- **GIVEN PROBLEM**: Every entry that follows should be repeated exactly; drop the images.
— START DATA IN THIS EXERCISE —
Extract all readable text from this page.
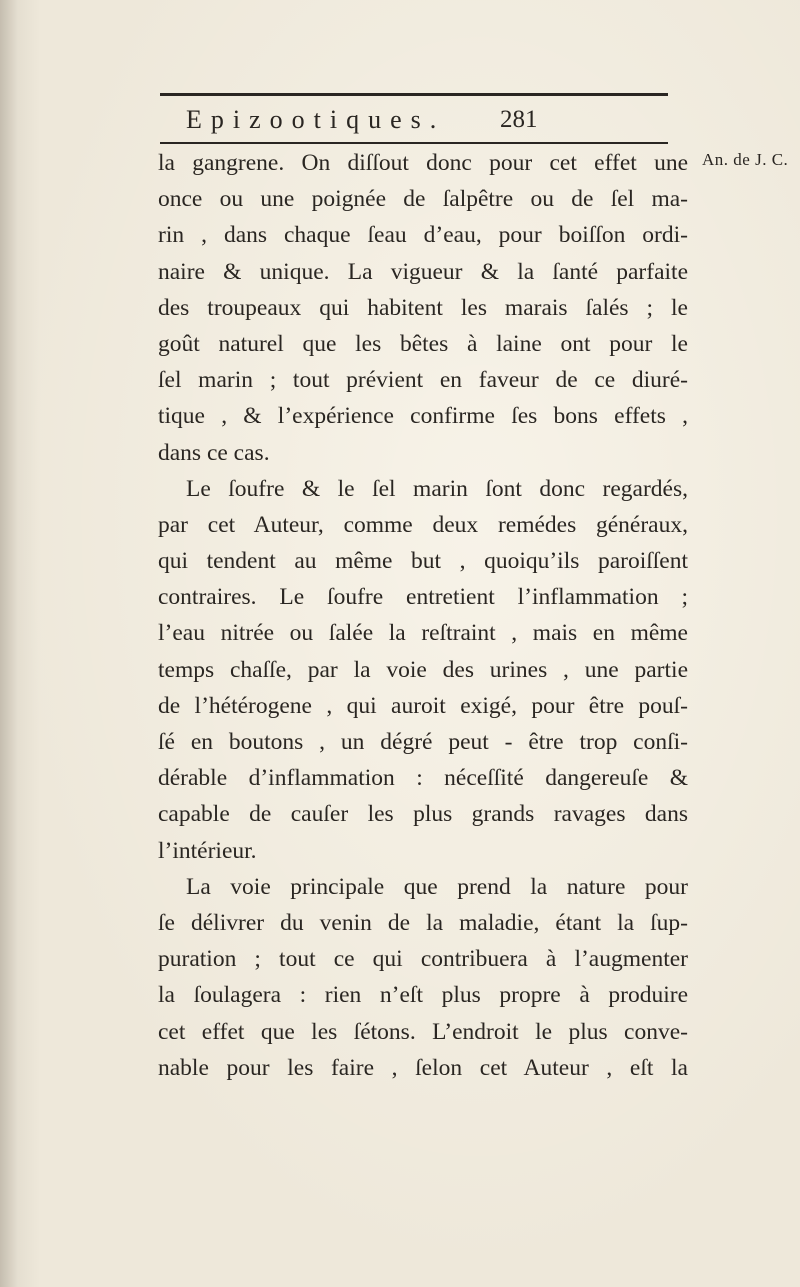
Epizootiques. 281
An. de J. C.
la gangrene. On diſſout donc pour cet effet une
once ou une poignée de ſalpêtre ou de ſel ma-
rin , dans chaque ſeau d’eau, pour boiſſon ordi-
naire & unique. La vigueur & la ſanté parfaite
des troupeaux qui habitent les marais ſalés ; le
goût naturel que les bêtes à laine ont pour le
ſel marin ; tout prévient en faveur de ce diuré-
tique , & l’expérience confirme ſes bons effets ,
dans ce cas.
Le ſoufre & le ſel marin ſont donc regardés,
par cet Auteur, comme deux remédes généraux,
qui tendent au même but , quoiqu’ils paroiſſent
contraires. Le ſoufre entretient l’inflammation ;
l’eau nitrée ou ſalée la reſtraint , mais en même
temps chaſſe, par la voie des urines , une partie
de l’hétérogene , qui auroit exigé, pour être pouſ-
ſé en boutons , un dégré peut - être trop conſi-
dérable d’inflammation : néceſſité dangereuſe &
capable de cauſer les plus grands ravages dans
l’intérieur.
La voie principale que prend la nature pour
ſe délivrer du venin de la maladie, étant la ſup-
puration ; tout ce qui contribuera à l’augmenter
la ſoulagera : rien n’eſt plus propre à produire
cet effet que les ſétons. L’endroit le plus conve-
nable pour les faire , ſelon cet Auteur , eſt la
— END DATA IN THIS EXERCISE —
- **COMPLETE RESPONSE**:
Extract all readable text from this page.
Epizootiques. 281
An. de J. C.
la gangrene. On diſſout donc pour cet effet une
once ou une poignée de ſalpêtre ou de ſel ma-
rin , dans chaque ſeau d’eau, pour boiſſon ordi-
naire & unique. La vigueur & la ſanté parfaite
des troupeaux qui habitent les marais ſalés ; le
goût naturel que les bêtes à laine ont pour le
ſel marin ; tout prévient en faveur de ce diuré-
tique , & l’expérience confirme ſes bons effets ,
dans ce cas.
Le ſoufre & le ſel marin ſont donc regardés,
par cet Auteur, comme deux remédes généraux,
qui tendent au même but , quoiqu’ils paroiſſent
contraires. Le ſoufre entretient l’inflammation ;
l’eau nitrée ou ſalée la reſtraint , mais en même
temps chaſſe, par la voie des urines , une partie
de l’hétérogene , qui auroit exigé, pour être pouſ-
ſé en boutons , un dégré peut - être trop conſi-
dérable d’inflammation : néceſſité dangereuſe &
capable de cauſer les plus grands ravages dans
l’intérieur.
La voie principale que prend la nature pour
ſe délivrer du venin de la maladie, étant la ſup-
puration ; tout ce qui contribuera à l’augmenter
la ſoulagera : rien n’eſt plus propre à produire
cet effet que les ſétons. L’endroit le plus conve-
nable pour les faire , ſelon cet Auteur , eſt la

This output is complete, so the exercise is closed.